• **DOCUMENT**
=======
En 2004, cet oiseau de proie choisit sa voie : « Beaucoup de managers de transition y sont venus par un concours de circonstances. Moi, j’y suis venu parce que j’aime ça. Les plans sociaux, ce sont des situations qui exigent du manager plus d’intuition que de réflexion, et ça, c’est stimulant », déclare celui qui, dix minutes après, vous explique que son objectif principal est de « déplacer le dialogue avec les salariés de l’intuitif au rationnel ». Il se voit comme un « technicien » qui « ne se préoccupe pas de politique », un « assembleur » qui sait jongler entre le social et le juridique, composer avec les syndicats tout en exécutant les ordres de son client.
Luc Bramy a débuté en 2004 à Rennes, chez STMicroelectronics, une usine de 600 salariés alors en plein conflit. « La fermeture de l’usine avait été annoncée en septembre 2003. Rapidement, le directeur des ressources humaines s’est retrouvé dépassé, sur des questions de communication et de gestion de la crise, raconte Jean-Marie Michel, ancien délégué CGT. Nous avons alors commencé à croiser des consultants dans les couloirs. Bramy était l’un deux. » En janvier 2004, après un comité d’entreprise houleux, la direction est séquestrée pendant une nuit. « À 3 heures, le DRH, qui avait décidé de rester de son propre chef, a fait un malaise. On ne l’a jamais revu. Et dès le lendemain, Bramy a pris le relais et est devenu DRH », poursuit Jean-Marie Michel.
« Bramy se distinguait par une absence totale de sentiment. Avec lui, ça ne craque pas, impossible d’avoir une emprise », se rappelle le cégétiste. En juin 2004, STMicroelectronics est bloquée pendant une semaine, jusqu’à l’intervention de la police. Les employés voulaient alors empêcher le déménagement des machines. « À cette époque-là, le rôle de Luc Bramy était d’épauler le directeur, au propre comme au figuré, car parfois il le tenait littéralement à bout de bras, décrit Jean-Marie Michel. Il utilisait également la communication auprès de la presse, le "storytelling", pour grossir la violence de la lutte. » Réponse de l’intéressé : « Ce conflit était vraiment violent, et j’ai été, à plusieurs reprises, à deux doigts de me faire casser la figure ! » Quatre ans après les faits, l’ex-délégué CGT juge que son ancien ennemi a gagné cette bataille : « Il a réussi à éviter les actions aux prud’hommes, c’est forcément un succès pour lui. »
=======
• **ÉNONCÉ 1**
Relevez dans le document toutes les dates qui associent un mois à une année.
=======
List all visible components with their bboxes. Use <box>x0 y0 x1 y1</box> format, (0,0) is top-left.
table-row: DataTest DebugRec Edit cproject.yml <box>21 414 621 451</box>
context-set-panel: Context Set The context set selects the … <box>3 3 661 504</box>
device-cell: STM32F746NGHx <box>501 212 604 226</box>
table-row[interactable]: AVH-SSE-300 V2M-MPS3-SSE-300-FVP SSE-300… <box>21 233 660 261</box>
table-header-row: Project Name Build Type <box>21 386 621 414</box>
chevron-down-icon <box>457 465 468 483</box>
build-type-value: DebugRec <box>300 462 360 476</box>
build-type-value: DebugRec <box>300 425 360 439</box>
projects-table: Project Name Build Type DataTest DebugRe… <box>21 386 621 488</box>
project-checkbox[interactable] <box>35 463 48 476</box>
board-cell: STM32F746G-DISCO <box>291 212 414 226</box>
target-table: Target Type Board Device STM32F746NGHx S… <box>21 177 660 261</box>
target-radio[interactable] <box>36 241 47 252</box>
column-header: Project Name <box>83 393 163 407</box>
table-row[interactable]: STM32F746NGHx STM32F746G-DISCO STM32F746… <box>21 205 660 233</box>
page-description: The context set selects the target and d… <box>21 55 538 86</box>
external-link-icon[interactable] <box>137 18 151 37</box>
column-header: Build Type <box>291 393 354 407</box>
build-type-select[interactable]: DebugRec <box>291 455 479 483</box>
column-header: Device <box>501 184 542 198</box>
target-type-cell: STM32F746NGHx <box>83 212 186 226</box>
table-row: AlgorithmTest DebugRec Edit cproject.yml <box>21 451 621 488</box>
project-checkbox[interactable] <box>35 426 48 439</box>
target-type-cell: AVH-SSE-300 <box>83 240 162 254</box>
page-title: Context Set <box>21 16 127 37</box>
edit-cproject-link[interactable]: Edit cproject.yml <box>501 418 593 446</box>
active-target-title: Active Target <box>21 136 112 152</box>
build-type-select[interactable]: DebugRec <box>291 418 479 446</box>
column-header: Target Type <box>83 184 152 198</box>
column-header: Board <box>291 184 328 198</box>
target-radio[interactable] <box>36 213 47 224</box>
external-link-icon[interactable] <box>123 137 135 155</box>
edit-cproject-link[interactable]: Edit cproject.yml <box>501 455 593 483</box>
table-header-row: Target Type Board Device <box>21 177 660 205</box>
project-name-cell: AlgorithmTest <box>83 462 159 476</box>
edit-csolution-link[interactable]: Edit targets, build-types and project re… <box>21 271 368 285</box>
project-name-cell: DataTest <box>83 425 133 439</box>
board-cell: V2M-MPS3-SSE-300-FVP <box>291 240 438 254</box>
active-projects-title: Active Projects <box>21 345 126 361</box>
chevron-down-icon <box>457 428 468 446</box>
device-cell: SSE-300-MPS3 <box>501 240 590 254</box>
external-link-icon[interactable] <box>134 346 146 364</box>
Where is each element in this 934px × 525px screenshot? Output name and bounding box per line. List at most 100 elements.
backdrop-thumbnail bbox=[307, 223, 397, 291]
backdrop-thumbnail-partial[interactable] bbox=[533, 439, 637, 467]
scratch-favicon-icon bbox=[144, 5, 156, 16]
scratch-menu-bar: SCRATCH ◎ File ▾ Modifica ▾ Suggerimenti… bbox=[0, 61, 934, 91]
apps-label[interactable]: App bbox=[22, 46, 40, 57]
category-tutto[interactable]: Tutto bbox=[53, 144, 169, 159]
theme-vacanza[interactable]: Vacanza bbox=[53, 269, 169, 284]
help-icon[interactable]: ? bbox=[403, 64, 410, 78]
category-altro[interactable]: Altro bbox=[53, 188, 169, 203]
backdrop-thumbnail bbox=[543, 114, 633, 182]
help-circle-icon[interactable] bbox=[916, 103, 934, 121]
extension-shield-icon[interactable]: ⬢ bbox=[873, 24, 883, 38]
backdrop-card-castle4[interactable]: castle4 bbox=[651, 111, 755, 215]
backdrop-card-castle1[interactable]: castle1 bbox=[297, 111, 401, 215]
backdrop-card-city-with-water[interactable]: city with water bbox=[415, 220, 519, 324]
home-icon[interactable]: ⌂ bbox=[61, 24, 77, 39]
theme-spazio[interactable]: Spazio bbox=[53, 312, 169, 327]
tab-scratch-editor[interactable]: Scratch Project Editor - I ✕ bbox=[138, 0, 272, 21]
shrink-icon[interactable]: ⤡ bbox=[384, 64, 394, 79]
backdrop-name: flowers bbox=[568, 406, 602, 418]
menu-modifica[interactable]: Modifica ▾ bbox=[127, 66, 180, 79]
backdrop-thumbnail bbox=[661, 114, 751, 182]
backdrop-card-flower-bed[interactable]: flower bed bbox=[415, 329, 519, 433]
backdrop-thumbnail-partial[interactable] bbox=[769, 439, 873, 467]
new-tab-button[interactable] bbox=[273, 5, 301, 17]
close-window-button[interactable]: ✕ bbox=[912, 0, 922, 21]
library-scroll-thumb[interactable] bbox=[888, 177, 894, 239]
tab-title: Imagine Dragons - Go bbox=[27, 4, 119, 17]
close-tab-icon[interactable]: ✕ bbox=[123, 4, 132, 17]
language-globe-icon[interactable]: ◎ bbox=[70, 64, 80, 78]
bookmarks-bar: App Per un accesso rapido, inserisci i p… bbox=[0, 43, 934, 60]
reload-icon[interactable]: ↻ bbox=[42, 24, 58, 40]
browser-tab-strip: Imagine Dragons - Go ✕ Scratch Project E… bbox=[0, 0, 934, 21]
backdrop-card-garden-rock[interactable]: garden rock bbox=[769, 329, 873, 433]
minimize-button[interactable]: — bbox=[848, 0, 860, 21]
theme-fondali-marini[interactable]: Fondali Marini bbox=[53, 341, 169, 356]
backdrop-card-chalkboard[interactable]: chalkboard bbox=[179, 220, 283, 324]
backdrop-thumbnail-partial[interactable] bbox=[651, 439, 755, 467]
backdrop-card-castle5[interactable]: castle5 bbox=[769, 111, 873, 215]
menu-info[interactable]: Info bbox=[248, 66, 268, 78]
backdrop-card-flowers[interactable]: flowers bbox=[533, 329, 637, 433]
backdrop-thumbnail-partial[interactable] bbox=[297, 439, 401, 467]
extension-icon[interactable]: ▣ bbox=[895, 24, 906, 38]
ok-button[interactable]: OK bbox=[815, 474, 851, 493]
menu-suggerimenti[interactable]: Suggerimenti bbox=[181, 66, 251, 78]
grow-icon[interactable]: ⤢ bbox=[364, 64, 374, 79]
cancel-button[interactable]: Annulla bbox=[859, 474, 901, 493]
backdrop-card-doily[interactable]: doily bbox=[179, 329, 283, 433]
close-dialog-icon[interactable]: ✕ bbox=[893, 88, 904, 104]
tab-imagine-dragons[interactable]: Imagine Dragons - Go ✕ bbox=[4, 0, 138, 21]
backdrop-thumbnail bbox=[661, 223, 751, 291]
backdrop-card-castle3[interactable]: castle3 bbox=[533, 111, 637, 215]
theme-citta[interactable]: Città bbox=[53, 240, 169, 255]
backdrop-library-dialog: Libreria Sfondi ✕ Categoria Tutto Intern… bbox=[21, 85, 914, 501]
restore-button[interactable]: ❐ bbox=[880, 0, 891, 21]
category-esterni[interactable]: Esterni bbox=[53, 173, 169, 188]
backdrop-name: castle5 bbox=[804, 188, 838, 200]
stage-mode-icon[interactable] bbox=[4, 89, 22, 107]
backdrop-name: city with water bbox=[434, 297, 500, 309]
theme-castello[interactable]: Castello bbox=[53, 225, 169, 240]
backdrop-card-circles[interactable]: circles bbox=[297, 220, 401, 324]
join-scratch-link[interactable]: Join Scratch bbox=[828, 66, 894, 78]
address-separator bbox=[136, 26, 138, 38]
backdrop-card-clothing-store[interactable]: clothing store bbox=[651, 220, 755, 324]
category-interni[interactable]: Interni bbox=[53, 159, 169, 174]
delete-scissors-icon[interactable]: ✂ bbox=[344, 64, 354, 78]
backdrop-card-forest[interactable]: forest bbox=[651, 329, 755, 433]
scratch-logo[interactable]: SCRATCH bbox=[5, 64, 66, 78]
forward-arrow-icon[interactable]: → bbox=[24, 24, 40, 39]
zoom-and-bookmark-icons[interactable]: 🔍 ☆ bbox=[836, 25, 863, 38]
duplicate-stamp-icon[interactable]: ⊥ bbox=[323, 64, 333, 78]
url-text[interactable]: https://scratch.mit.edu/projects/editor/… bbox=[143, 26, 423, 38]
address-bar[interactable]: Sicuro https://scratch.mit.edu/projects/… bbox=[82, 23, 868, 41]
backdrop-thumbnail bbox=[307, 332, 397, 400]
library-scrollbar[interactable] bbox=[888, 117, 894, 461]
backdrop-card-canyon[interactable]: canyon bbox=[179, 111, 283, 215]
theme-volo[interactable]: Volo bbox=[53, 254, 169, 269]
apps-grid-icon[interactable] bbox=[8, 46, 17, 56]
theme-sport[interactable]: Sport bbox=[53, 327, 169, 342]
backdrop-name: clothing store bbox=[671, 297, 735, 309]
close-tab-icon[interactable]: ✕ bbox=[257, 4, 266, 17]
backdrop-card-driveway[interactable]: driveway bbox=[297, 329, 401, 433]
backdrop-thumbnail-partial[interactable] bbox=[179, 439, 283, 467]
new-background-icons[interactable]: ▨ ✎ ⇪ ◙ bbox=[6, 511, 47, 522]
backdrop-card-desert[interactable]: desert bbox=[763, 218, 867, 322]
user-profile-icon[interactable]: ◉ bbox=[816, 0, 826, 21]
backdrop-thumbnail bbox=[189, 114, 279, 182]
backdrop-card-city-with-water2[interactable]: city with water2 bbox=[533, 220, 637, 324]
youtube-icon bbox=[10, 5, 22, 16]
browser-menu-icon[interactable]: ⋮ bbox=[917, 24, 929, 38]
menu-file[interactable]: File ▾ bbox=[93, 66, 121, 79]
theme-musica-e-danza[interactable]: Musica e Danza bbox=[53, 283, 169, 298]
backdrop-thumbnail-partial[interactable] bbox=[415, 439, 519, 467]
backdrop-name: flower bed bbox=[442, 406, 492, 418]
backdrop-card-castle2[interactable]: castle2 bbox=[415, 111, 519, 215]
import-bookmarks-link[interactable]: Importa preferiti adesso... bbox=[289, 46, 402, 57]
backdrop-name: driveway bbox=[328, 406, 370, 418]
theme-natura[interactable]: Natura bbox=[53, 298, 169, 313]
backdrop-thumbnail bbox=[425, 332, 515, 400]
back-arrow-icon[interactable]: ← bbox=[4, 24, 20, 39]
=======
• **ÉNONCÉ 2**
Dans les lignes de données, commencez à la première et arrêtez-vous après celle qui contient "table-row: DataTest DebugRec". Recopiez uniquement ces lignes en remplaçant "DataTest" par "UnitTest", sans rien modifier d'autre.

• **RÉSULTAT 1**
septembre 2003, janvier 2004, juin 2004

• **RÉSULTAT 2**
List all visible components with their bboxes. Use <box>x0 y0 x1 y1</box> format, (0,0) is top-left.
table-row: UnitTest DebugRec Edit cproject.yml <box>21 414 621 451</box>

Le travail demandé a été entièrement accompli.